(Collected data)
□ □ □ □

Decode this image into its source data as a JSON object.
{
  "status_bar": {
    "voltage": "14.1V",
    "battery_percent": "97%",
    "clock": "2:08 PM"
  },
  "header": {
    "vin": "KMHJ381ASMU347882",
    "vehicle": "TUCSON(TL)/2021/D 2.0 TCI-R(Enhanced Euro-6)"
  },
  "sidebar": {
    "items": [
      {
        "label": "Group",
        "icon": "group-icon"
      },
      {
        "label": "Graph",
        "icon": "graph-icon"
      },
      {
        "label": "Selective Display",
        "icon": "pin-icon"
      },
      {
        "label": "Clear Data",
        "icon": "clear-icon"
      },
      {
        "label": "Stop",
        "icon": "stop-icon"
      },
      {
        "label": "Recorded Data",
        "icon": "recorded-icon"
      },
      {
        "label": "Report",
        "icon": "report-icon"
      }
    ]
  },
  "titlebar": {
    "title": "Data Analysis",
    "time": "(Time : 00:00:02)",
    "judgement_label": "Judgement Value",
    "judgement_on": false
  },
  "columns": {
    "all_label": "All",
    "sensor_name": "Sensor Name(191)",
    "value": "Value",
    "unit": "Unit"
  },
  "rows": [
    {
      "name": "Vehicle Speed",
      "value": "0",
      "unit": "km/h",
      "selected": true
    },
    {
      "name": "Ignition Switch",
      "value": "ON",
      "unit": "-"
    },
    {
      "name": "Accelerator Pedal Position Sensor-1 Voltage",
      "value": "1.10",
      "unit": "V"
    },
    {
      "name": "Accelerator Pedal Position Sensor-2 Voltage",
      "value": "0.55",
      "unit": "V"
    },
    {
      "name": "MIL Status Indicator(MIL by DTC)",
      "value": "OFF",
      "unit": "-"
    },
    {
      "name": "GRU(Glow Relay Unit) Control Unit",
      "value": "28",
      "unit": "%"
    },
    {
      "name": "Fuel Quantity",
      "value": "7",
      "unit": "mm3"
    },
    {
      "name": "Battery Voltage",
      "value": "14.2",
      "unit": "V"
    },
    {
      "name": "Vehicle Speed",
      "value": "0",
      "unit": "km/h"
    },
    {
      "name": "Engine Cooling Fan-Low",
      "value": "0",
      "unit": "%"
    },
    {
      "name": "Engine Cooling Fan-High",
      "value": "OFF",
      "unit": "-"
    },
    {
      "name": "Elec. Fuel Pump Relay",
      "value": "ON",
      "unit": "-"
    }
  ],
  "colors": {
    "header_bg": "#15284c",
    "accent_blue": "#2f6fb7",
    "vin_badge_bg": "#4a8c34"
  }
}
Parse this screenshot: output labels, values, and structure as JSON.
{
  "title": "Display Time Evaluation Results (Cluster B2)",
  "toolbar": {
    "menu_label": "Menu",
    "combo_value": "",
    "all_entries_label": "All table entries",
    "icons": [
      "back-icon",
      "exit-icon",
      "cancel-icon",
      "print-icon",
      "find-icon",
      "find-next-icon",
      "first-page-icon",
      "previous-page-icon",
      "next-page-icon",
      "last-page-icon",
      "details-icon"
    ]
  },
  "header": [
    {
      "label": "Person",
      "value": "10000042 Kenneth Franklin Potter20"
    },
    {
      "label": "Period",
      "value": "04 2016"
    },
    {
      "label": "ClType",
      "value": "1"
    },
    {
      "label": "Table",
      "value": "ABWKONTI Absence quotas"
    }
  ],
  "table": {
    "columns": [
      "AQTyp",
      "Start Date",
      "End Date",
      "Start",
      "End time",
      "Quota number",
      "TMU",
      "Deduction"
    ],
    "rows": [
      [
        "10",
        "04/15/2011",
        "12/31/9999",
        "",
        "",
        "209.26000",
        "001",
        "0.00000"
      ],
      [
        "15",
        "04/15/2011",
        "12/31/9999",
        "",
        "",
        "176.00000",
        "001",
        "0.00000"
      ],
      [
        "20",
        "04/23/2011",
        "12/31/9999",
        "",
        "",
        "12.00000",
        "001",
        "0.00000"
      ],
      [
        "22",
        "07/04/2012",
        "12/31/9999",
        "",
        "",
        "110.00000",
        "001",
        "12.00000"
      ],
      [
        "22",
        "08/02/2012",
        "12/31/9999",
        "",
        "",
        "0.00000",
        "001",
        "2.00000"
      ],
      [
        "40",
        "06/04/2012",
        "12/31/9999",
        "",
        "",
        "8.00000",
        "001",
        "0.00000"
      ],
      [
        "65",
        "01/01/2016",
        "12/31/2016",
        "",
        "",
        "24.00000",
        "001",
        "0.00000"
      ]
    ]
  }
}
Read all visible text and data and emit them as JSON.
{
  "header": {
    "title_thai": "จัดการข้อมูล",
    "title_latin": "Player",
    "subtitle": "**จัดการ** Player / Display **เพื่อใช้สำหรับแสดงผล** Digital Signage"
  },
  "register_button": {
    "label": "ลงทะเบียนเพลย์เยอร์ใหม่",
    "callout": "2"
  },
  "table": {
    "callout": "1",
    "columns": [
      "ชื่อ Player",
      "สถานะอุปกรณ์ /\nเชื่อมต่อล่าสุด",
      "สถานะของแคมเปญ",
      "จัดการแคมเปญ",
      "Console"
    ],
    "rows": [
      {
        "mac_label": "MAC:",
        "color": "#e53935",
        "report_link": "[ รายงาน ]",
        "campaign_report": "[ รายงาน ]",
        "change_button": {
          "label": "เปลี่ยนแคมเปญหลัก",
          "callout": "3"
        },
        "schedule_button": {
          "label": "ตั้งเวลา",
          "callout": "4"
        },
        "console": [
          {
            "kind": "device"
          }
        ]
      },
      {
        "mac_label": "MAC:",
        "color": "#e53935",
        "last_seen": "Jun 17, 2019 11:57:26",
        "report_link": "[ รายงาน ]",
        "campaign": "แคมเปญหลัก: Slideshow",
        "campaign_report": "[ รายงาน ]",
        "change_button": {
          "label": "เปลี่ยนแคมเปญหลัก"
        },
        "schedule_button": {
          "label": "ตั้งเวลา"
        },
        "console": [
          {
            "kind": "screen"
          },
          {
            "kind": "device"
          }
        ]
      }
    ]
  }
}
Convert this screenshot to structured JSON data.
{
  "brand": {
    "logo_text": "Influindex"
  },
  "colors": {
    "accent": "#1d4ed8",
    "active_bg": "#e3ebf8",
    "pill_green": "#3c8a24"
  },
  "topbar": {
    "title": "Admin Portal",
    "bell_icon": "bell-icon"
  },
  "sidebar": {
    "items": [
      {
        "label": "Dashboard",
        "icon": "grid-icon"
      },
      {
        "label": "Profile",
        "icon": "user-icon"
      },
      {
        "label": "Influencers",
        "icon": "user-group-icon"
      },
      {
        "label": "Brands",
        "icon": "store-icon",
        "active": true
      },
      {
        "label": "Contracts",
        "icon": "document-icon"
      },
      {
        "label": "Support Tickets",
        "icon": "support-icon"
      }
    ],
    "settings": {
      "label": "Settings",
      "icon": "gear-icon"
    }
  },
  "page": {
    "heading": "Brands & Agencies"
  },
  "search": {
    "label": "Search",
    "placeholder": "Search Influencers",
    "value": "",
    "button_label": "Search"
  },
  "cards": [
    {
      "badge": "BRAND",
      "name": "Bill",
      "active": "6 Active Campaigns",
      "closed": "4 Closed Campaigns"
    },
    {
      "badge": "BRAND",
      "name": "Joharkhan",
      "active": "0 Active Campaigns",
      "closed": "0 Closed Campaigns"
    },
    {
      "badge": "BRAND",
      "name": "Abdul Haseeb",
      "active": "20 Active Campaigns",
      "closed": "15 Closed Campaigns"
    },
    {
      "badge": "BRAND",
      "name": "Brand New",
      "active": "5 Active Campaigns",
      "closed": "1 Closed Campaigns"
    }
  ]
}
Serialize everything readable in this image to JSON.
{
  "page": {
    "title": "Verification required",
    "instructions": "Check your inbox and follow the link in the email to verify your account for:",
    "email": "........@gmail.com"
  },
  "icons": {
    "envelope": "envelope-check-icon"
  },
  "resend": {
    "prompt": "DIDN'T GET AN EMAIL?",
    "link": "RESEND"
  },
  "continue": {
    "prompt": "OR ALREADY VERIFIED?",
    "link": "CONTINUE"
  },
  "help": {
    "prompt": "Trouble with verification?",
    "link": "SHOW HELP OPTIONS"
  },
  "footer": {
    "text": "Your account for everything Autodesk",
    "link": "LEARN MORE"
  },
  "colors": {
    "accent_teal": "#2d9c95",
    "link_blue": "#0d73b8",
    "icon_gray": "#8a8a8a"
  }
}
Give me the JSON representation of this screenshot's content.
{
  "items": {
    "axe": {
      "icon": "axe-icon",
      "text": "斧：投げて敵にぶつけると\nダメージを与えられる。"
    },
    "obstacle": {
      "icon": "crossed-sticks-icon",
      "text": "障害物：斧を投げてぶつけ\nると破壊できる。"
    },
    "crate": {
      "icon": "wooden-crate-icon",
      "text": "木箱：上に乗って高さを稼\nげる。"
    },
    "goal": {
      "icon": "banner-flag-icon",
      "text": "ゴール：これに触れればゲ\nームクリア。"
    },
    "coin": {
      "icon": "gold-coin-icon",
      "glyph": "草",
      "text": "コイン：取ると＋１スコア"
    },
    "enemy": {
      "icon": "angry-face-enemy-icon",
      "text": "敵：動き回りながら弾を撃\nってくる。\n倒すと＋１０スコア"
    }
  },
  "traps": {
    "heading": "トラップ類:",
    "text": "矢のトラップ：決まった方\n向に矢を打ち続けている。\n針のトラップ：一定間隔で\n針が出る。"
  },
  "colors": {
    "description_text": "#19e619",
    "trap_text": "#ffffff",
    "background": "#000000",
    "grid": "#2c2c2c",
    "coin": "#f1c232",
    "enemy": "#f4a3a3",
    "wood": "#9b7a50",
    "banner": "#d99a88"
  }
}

□ □ □ □

DESCRIPTION OF THE TASK
List each line of the records that holds the string "this".

WRITTEN RESPONSE
Decode this image into its source data as a JSON object.
Parse this screenshot: output labels, values, and structure as JSON.
Convert this screenshot to structured JSON data.
Serialize everything readable in this image to JSON.
Give me the JSON representation of this screenshot's content.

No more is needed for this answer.